> Records from a data collection
========================================================================
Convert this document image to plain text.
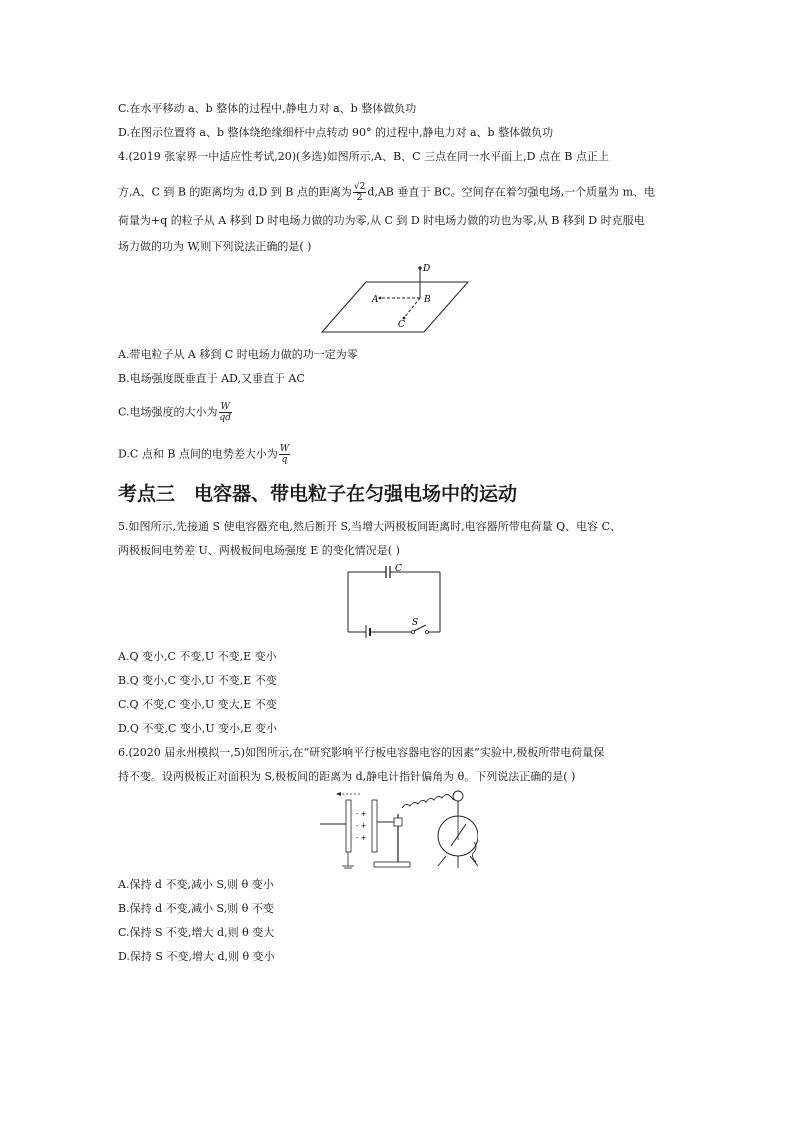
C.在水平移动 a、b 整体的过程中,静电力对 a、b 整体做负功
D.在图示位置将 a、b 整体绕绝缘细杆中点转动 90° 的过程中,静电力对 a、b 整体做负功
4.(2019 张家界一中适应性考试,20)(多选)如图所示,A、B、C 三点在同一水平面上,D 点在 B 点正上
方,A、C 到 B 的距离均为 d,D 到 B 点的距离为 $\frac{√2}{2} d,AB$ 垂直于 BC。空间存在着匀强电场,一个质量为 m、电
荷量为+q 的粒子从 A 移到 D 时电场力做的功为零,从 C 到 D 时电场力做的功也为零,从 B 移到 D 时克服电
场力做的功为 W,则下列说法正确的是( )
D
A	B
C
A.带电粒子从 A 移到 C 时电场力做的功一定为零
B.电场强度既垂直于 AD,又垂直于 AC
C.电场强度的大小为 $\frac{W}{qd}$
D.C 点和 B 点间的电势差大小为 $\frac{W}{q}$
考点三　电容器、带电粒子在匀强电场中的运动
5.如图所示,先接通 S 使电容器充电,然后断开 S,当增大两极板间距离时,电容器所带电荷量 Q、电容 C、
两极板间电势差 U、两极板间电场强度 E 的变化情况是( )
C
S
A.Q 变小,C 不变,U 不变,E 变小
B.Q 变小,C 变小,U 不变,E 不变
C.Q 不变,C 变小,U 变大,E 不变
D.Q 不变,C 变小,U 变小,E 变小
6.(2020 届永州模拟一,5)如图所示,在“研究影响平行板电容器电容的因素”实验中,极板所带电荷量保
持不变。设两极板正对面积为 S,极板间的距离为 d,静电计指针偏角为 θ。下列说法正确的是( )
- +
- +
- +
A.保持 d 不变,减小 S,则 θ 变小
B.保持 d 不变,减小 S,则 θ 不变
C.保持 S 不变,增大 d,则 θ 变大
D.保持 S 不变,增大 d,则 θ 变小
========================================================================
Reproduce each entry precisely. Leave the pictures out.

Convert this document image to plain text.
C.在水平移动 a、b 整体的过程中,静电力对 a、b 整体做负功
D.在图示位置将 a、b 整体绕绝缘细杆中点转动 90° 的过程中,静电力对 a、b 整体做负功
4.(2019 张家界一中适应性考试,20)(多选)如图所示,A、B、C 三点在同一水平面上,D 点在 B 点正上
方,A、C 到 B 的距离均为 d,D 到 B 点的距离为 $\frac{√2}{2} d,AB$ 垂直于 BC。空间存在着匀强电场,一个质量为 m、电
荷量为+q 的粒子从 A 移到 D 时电场力做的功为零,从 C 到 D 时电场力做的功也为零,从 B 移到 D 时克服电
场力做的功为 W,则下列说法正确的是( )
D
A	B
C
A.带电粒子从 A 移到 C 时电场力做的功一定为零
B.电场强度既垂直于 AD,又垂直于 AC
C.电场强度的大小为 $\frac{W}{qd}$
D.C 点和 B 点间的电势差大小为 $\frac{W}{q}$
考点三　电容器、带电粒子在匀强电场中的运动
5.如图所示,先接通 S 使电容器充电,然后断开 S,当增大两极板间距离时,电容器所带电荷量 Q、电容 C、
两极板间电势差 U、两极板间电场强度 E 的变化情况是( )
C
S
A.Q 变小,C 不变,U 不变,E 变小
B.Q 变小,C 变小,U 不变,E 不变
C.Q 不变,C 变小,U 变大,E 不变
D.Q 不变,C 变小,U 变小,E 变小
6.(2020 届永州模拟一,5)如图所示,在“研究影响平行板电容器电容的因素”实验中,极板所带电荷量保
持不变。设两极板正对面积为 S,极板间的距离为 d,静电计指针偏角为 θ。下列说法正确的是( )
- +
- +
- +
A.保持 d 不变,减小 S,则 θ 变小
B.保持 d 不变,减小 S,则 θ 不变
C.保持 S 不变,增大 d,则 θ 变大
D.保持 S 不变,增大 d,则 θ 变小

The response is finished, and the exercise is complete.